### Task:
Wherever "grand" appears in a line, list that line.

### Data records:

────────

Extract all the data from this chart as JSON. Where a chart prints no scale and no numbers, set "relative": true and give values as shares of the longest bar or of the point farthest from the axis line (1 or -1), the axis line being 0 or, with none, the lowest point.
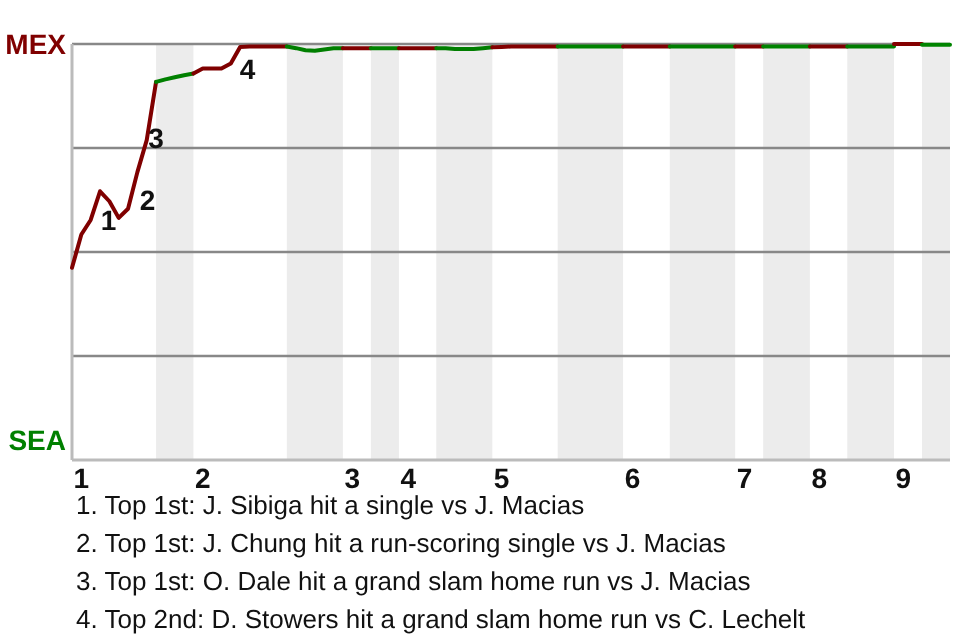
{
  "chart_data": {
    "type": "line",
    "relative": true,
    "categories": [
      null,
      "1",
      null,
      null,
      null,
      null,
      null,
      null,
      null,
      null,
      null,
      null,
      null,
      null,
      "2",
      null,
      null,
      null,
      null,
      null,
      null,
      null,
      null,
      null,
      null,
      null,
      null,
      null,
      null,
      null,
      "3",
      null,
      null,
      null,
      null,
      null,
      "4",
      null,
      null,
      null,
      null,
      null,
      null,
      null,
      null,
      null,
      "5",
      null,
      null,
      null,
      null,
      null,
      null,
      null,
      null,
      null,
      null,
      null,
      null,
      null,
      "6",
      null,
      null,
      null,
      null,
      null,
      null,
      null,
      null,
      null,
      null,
      null,
      "7",
      null,
      null,
      null,
      null,
      null,
      null,
      null,
      "8",
      null,
      null,
      null,
      null,
      null,
      null,
      null,
      null,
      "9",
      null,
      null,
      null,
      null,
      null
    ],
    "grid": "y",
    "marker": "none",
    "line_style": "solid",
    "series": [
      {
        "color": "#800000",
        "values": [
          0.462,
          0.542,
          0.577,
          0.646,
          0.622,
          0.582,
          0.604,
          0.692,
          0.769,
          0.909,
          null,
          null,
          null,
          null,
          null,
          null,
          null,
          null,
          null,
          null,
          null,
          null,
          null,
          null,
          null,
          null,
          null,
          null,
          null,
          null,
          null,
          null,
          null,
          null,
          null,
          null,
          null,
          null,
          null,
          null,
          null,
          null,
          null,
          null,
          null,
          null,
          null,
          null,
          null,
          null,
          null,
          null,
          null,
          null,
          null,
          null,
          null,
          null,
          null,
          null,
          null,
          null,
          null,
          null,
          null,
          null,
          null,
          null,
          null,
          null,
          null,
          null,
          null,
          null,
          null,
          null,
          null,
          null,
          null,
          null,
          null,
          null,
          null,
          null,
          null,
          null,
          null,
          null,
          null,
          null,
          null,
          null,
          null,
          null,
          null
        ]
      },
      {
        "color": "#008000",
        "values": [
          null,
          null,
          null,
          null,
          null,
          null,
          null,
          null,
          null,
          0.909,
          0.915,
          0.92,
          0.925,
          0.929,
          null,
          null,
          null,
          null,
          null,
          null,
          null,
          null,
          null,
          null,
          null,
          null,
          null,
          null,
          null,
          null,
          null,
          null,
          null,
          null,
          null,
          null,
          null,
          null,
          null,
          null,
          null,
          null,
          null,
          null,
          null,
          null,
          null,
          null,
          null,
          null,
          null,
          null,
          null,
          null,
          null,
          null,
          null,
          null,
          null,
          null,
          null,
          null,
          null,
          null,
          null,
          null,
          null,
          null,
          null,
          null,
          null,
          null,
          null,
          null,
          null,
          null,
          null,
          null,
          null,
          null,
          null,
          null,
          null,
          null,
          null,
          null,
          null,
          null,
          null,
          null,
          null,
          null,
          null,
          null,
          null
        ]
      },
      {
        "color": "#7f0000",
        "values": [
          null,
          null,
          null,
          null,
          null,
          null,
          null,
          null,
          null,
          null,
          null,
          null,
          null,
          0.929,
          0.941,
          0.941,
          0.941,
          0.953,
          0.993,
          0.994,
          0.994,
          0.994,
          0.994,
          0.994,
          null,
          null,
          null,
          null,
          null,
          null,
          null,
          null,
          null,
          null,
          null,
          null,
          null,
          null,
          null,
          null,
          null,
          null,
          null,
          null,
          null,
          null,
          null,
          null,
          null,
          null,
          null,
          null,
          null,
          null,
          null,
          null,
          null,
          null,
          null,
          null,
          null,
          null,
          null,
          null,
          null,
          null,
          null,
          null,
          null,
          null,
          null,
          null,
          null,
          null,
          null,
          null,
          null,
          null,
          null,
          null,
          null,
          null,
          null,
          null,
          null,
          null,
          null,
          null,
          null,
          null,
          null,
          null,
          null,
          null,
          null
        ]
      },
      {
        "color": "#007f00",
        "values": [
          null,
          null,
          null,
          null,
          null,
          null,
          null,
          null,
          null,
          null,
          null,
          null,
          null,
          null,
          null,
          null,
          null,
          null,
          null,
          null,
          null,
          null,
          null,
          0.994,
          0.99,
          0.985,
          0.984,
          0.987,
          0.99,
          0.99,
          null,
          null,
          null,
          null,
          null,
          null,
          null,
          null,
          null,
          null,
          null,
          null,
          null,
          null,
          null,
          null,
          null,
          null,
          null,
          null,
          null,
          null,
          null,
          null,
          null,
          null,
          null,
          null,
          null,
          null,
          null,
          null,
          null,
          null,
          null,
          null,
          null,
          null,
          null,
          null,
          null,
          null,
          null,
          null,
          null,
          null,
          null,
          null,
          null,
          null,
          null,
          null,
          null,
          null,
          null,
          null,
          null,
          null,
          null,
          null,
          null,
          null,
          null,
          null,
          null
        ]
      },
      {
        "color": "#810000",
        "values": [
          null,
          null,
          null,
          null,
          null,
          null,
          null,
          null,
          null,
          null,
          null,
          null,
          null,
          null,
          null,
          null,
          null,
          null,
          null,
          null,
          null,
          null,
          null,
          null,
          null,
          null,
          null,
          null,
          null,
          0.99,
          0.99,
          0.99,
          0.99,
          null,
          null,
          null,
          null,
          null,
          null,
          null,
          null,
          null,
          null,
          null,
          null,
          null,
          null,
          null,
          null,
          null,
          null,
          null,
          null,
          null,
          null,
          null,
          null,
          null,
          null,
          null,
          null,
          null,
          null,
          null,
          null,
          null,
          null,
          null,
          null,
          null,
          null,
          null,
          null,
          null,
          null,
          null,
          null,
          null,
          null,
          null,
          null,
          null,
          null,
          null,
          null,
          null,
          null,
          null,
          null,
          null,
          null,
          null,
          null,
          null,
          null
        ]
      },
      {
        "color": "#008100",
        "values": [
          null,
          null,
          null,
          null,
          null,
          null,
          null,
          null,
          null,
          null,
          null,
          null,
          null,
          null,
          null,
          null,
          null,
          null,
          null,
          null,
          null,
          null,
          null,
          null,
          null,
          null,
          null,
          null,
          null,
          null,
          null,
          null,
          0.99,
          0.99,
          0.99,
          0.99,
          null,
          null,
          null,
          null,
          null,
          null,
          null,
          null,
          null,
          null,
          null,
          null,
          null,
          null,
          null,
          null,
          null,
          null,
          null,
          null,
          null,
          null,
          null,
          null,
          null,
          null,
          null,
          null,
          null,
          null,
          null,
          null,
          null,
          null,
          null,
          null,
          null,
          null,
          null,
          null,
          null,
          null,
          null,
          null,
          null,
          null,
          null,
          null,
          null,
          null,
          null,
          null,
          null,
          null,
          null,
          null,
          null,
          null,
          null
        ]
      },
      {
        "color": "#7e0000",
        "values": [
          null,
          null,
          null,
          null,
          null,
          null,
          null,
          null,
          null,
          null,
          null,
          null,
          null,
          null,
          null,
          null,
          null,
          null,
          null,
          null,
          null,
          null,
          null,
          null,
          null,
          null,
          null,
          null,
          null,
          null,
          null,
          null,
          null,
          null,
          null,
          0.99,
          0.99,
          0.99,
          0.99,
          0.99,
          null,
          null,
          null,
          null,
          null,
          null,
          null,
          null,
          null,
          null,
          null,
          null,
          null,
          null,
          null,
          null,
          null,
          null,
          null,
          null,
          null,
          null,
          null,
          null,
          null,
          null,
          null,
          null,
          null,
          null,
          null,
          null,
          null,
          null,
          null,
          null,
          null,
          null,
          null,
          null,
          null,
          null,
          null,
          null,
          null,
          null,
          null,
          null,
          null,
          null,
          null,
          null,
          null,
          null,
          null
        ]
      },
      {
        "color": "#007e00",
        "values": [
          null,
          null,
          null,
          null,
          null,
          null,
          null,
          null,
          null,
          null,
          null,
          null,
          null,
          null,
          null,
          null,
          null,
          null,
          null,
          null,
          null,
          null,
          null,
          null,
          null,
          null,
          null,
          null,
          null,
          null,
          null,
          null,
          null,
          null,
          null,
          null,
          null,
          null,
          null,
          0.99,
          0.99,
          0.988,
          0.988,
          0.988,
          0.99,
          0.992,
          null,
          null,
          null,
          null,
          null,
          null,
          null,
          null,
          null,
          null,
          null,
          null,
          null,
          null,
          null,
          null,
          null,
          null,
          null,
          null,
          null,
          null,
          null,
          null,
          null,
          null,
          null,
          null,
          null,
          null,
          null,
          null,
          null,
          null,
          null,
          null,
          null,
          null,
          null,
          null,
          null,
          null,
          null,
          null,
          null,
          null,
          null,
          null,
          null
        ]
      },
      {
        "color": "#820000",
        "values": [
          null,
          null,
          null,
          null,
          null,
          null,
          null,
          null,
          null,
          null,
          null,
          null,
          null,
          null,
          null,
          null,
          null,
          null,
          null,
          null,
          null,
          null,
          null,
          null,
          null,
          null,
          null,
          null,
          null,
          null,
          null,
          null,
          null,
          null,
          null,
          null,
          null,
          null,
          null,
          null,
          null,
          null,
          null,
          null,
          null,
          0.992,
          0.993,
          0.994,
          0.994,
          0.994,
          0.994,
          0.994,
          0.994,
          null,
          null,
          null,
          null,
          null,
          null,
          null,
          null,
          null,
          null,
          null,
          null,
          null,
          null,
          null,
          null,
          null,
          null,
          null,
          null,
          null,
          null,
          null,
          null,
          null,
          null,
          null,
          null,
          null,
          null,
          null,
          null,
          null,
          null,
          null,
          null,
          null,
          null,
          null,
          null,
          null,
          null
        ]
      },
      {
        "color": "#008200",
        "values": [
          null,
          null,
          null,
          null,
          null,
          null,
          null,
          null,
          null,
          null,
          null,
          null,
          null,
          null,
          null,
          null,
          null,
          null,
          null,
          null,
          null,
          null,
          null,
          null,
          null,
          null,
          null,
          null,
          null,
          null,
          null,
          null,
          null,
          null,
          null,
          null,
          null,
          null,
          null,
          null,
          null,
          null,
          null,
          null,
          null,
          null,
          null,
          null,
          null,
          null,
          null,
          null,
          0.994,
          0.994,
          0.994,
          0.994,
          0.994,
          0.994,
          0.994,
          0.994,
          null,
          null,
          null,
          null,
          null,
          null,
          null,
          null,
          null,
          null,
          null,
          null,
          null,
          null,
          null,
          null,
          null,
          null,
          null,
          null,
          null,
          null,
          null,
          null,
          null,
          null,
          null,
          null,
          null,
          null,
          null,
          null,
          null,
          null,
          null
        ]
      },
      {
        "color": "#7d0000",
        "values": [
          null,
          null,
          null,
          null,
          null,
          null,
          null,
          null,
          null,
          null,
          null,
          null,
          null,
          null,
          null,
          null,
          null,
          null,
          null,
          null,
          null,
          null,
          null,
          null,
          null,
          null,
          null,
          null,
          null,
          null,
          null,
          null,
          null,
          null,
          null,
          null,
          null,
          null,
          null,
          null,
          null,
          null,
          null,
          null,
          null,
          null,
          null,
          null,
          null,
          null,
          null,
          null,
          null,
          null,
          null,
          null,
          null,
          null,
          null,
          0.994,
          0.994,
          0.994,
          0.994,
          0.994,
          0.994,
          null,
          null,
          null,
          null,
          null,
          null,
          null,
          null,
          null,
          null,
          null,
          null,
          null,
          null,
          null,
          null,
          null,
          null,
          null,
          null,
          null,
          null,
          null,
          null,
          null,
          null,
          null,
          null,
          null,
          null
        ]
      },
      {
        "color": "#007d00",
        "values": [
          null,
          null,
          null,
          null,
          null,
          null,
          null,
          null,
          null,
          null,
          null,
          null,
          null,
          null,
          null,
          null,
          null,
          null,
          null,
          null,
          null,
          null,
          null,
          null,
          null,
          null,
          null,
          null,
          null,
          null,
          null,
          null,
          null,
          null,
          null,
          null,
          null,
          null,
          null,
          null,
          null,
          null,
          null,
          null,
          null,
          null,
          null,
          null,
          null,
          null,
          null,
          null,
          null,
          null,
          null,
          null,
          null,
          null,
          null,
          null,
          null,
          null,
          null,
          null,
          0.994,
          0.994,
          0.994,
          0.994,
          0.994,
          0.994,
          0.994,
          0.994,
          null,
          null,
          null,
          null,
          null,
          null,
          null,
          null,
          null,
          null,
          null,
          null,
          null,
          null,
          null,
          null,
          null,
          null,
          null,
          null,
          null,
          null,
          null
        ]
      },
      {
        "color": "#830000",
        "values": [
          null,
          null,
          null,
          null,
          null,
          null,
          null,
          null,
          null,
          null,
          null,
          null,
          null,
          null,
          null,
          null,
          null,
          null,
          null,
          null,
          null,
          null,
          null,
          null,
          null,
          null,
          null,
          null,
          null,
          null,
          null,
          null,
          null,
          null,
          null,
          null,
          null,
          null,
          null,
          null,
          null,
          null,
          null,
          null,
          null,
          null,
          null,
          null,
          null,
          null,
          null,
          null,
          null,
          null,
          null,
          null,
          null,
          null,
          null,
          null,
          null,
          null,
          null,
          null,
          null,
          null,
          null,
          null,
          null,
          null,
          null,
          0.994,
          0.994,
          0.994,
          0.994,
          null,
          null,
          null,
          null,
          null,
          null,
          null,
          null,
          null,
          null,
          null,
          null,
          null,
          null,
          null,
          null,
          null,
          null,
          null,
          null
        ]
      },
      {
        "color": "#008300",
        "values": [
          null,
          null,
          null,
          null,
          null,
          null,
          null,
          null,
          null,
          null,
          null,
          null,
          null,
          null,
          null,
          null,
          null,
          null,
          null,
          null,
          null,
          null,
          null,
          null,
          null,
          null,
          null,
          null,
          null,
          null,
          null,
          null,
          null,
          null,
          null,
          null,
          null,
          null,
          null,
          null,
          null,
          null,
          null,
          null,
          null,
          null,
          null,
          null,
          null,
          null,
          null,
          null,
          null,
          null,
          null,
          null,
          null,
          null,
          null,
          null,
          null,
          null,
          null,
          null,
          null,
          null,
          null,
          null,
          null,
          null,
          null,
          null,
          null,
          null,
          0.994,
          0.994,
          0.994,
          0.994,
          0.994,
          0.994,
          null,
          null,
          null,
          null,
          null,
          null,
          null,
          null,
          null,
          null,
          null,
          null,
          null,
          null,
          null
        ]
      },
      {
        "color": "#7c0000",
        "values": [
          null,
          null,
          null,
          null,
          null,
          null,
          null,
          null,
          null,
          null,
          null,
          null,
          null,
          null,
          null,
          null,
          null,
          null,
          null,
          null,
          null,
          null,
          null,
          null,
          null,
          null,
          null,
          null,
          null,
          null,
          null,
          null,
          null,
          null,
          null,
          null,
          null,
          null,
          null,
          null,
          null,
          null,
          null,
          null,
          null,
          null,
          null,
          null,
          null,
          null,
          null,
          null,
          null,
          null,
          null,
          null,
          null,
          null,
          null,
          null,
          null,
          null,
          null,
          null,
          null,
          null,
          null,
          null,
          null,
          null,
          null,
          null,
          null,
          null,
          null,
          null,
          null,
          null,
          null,
          0.994,
          0.994,
          0.994,
          0.994,
          0.994,
          null,
          null,
          null,
          null,
          null,
          null,
          null,
          null,
          null,
          null,
          null
        ]
      },
      {
        "color": "#007c00",
        "values": [
          null,
          null,
          null,
          null,
          null,
          null,
          null,
          null,
          null,
          null,
          null,
          null,
          null,
          null,
          null,
          null,
          null,
          null,
          null,
          null,
          null,
          null,
          null,
          null,
          null,
          null,
          null,
          null,
          null,
          null,
          null,
          null,
          null,
          null,
          null,
          null,
          null,
          null,
          null,
          null,
          null,
          null,
          null,
          null,
          null,
          null,
          null,
          null,
          null,
          null,
          null,
          null,
          null,
          null,
          null,
          null,
          null,
          null,
          null,
          null,
          null,
          null,
          null,
          null,
          null,
          null,
          null,
          null,
          null,
          null,
          null,
          null,
          null,
          null,
          null,
          null,
          null,
          null,
          null,
          null,
          null,
          null,
          null,
          0.994,
          0.994,
          0.994,
          0.994,
          0.994,
          0.994,
          null,
          null,
          null,
          null,
          null,
          null
        ]
      },
      {
        "color": "#840000",
        "values": [
          null,
          null,
          null,
          null,
          null,
          null,
          null,
          null,
          null,
          null,
          null,
          null,
          null,
          null,
          null,
          null,
          null,
          null,
          null,
          null,
          null,
          null,
          null,
          null,
          null,
          null,
          null,
          null,
          null,
          null,
          null,
          null,
          null,
          null,
          null,
          null,
          null,
          null,
          null,
          null,
          null,
          null,
          null,
          null,
          null,
          null,
          null,
          null,
          null,
          null,
          null,
          null,
          null,
          null,
          null,
          null,
          null,
          null,
          null,
          null,
          null,
          null,
          null,
          null,
          null,
          null,
          null,
          null,
          null,
          null,
          null,
          null,
          null,
          null,
          null,
          null,
          null,
          null,
          null,
          null,
          null,
          null,
          null,
          null,
          null,
          null,
          null,
          null,
          1,
          1,
          1,
          1,
          null,
          null,
          null
        ]
      },
      {
        "color": "#008400",
        "values": [
          null,
          null,
          null,
          null,
          null,
          null,
          null,
          null,
          null,
          null,
          null,
          null,
          null,
          null,
          null,
          null,
          null,
          null,
          null,
          null,
          null,
          null,
          null,
          null,
          null,
          null,
          null,
          null,
          null,
          null,
          null,
          null,
          null,
          null,
          null,
          null,
          null,
          null,
          null,
          null,
          null,
          null,
          null,
          null,
          null,
          null,
          null,
          null,
          null,
          null,
          null,
          null,
          null,
          null,
          null,
          null,
          null,
          null,
          null,
          null,
          null,
          null,
          null,
          null,
          null,
          null,
          null,
          null,
          null,
          null,
          null,
          null,
          null,
          null,
          null,
          null,
          null,
          null,
          null,
          null,
          null,
          null,
          null,
          null,
          null,
          null,
          null,
          null,
          null,
          null,
          null,
          0.998,
          0.998,
          0.998,
          0.998
        ]
      }
    ],
    "annotations": [
      "MEX",
      "SEA",
      "1",
      "2",
      "3",
      "4",
      "1. Top 1st: J. Sibiga hit a single vs J. Macias",
      "2. Top 1st: J. Chung hit a run-scoring single vs J. Macias",
      "3. Top 1st: O. Dale hit a grand slam home run vs J. Macias",
      "4. Top 2nd: D. Stowers hit a grand slam home run vs C. Lechelt"
    ]
  }
}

────────

### Answer below:
      "3. Top 1st: O. Dale hit a grand slam home run vs J. Macias",
      "4. Top 2nd: D. Stowers hit a grand slam home run vs C. Lechelt"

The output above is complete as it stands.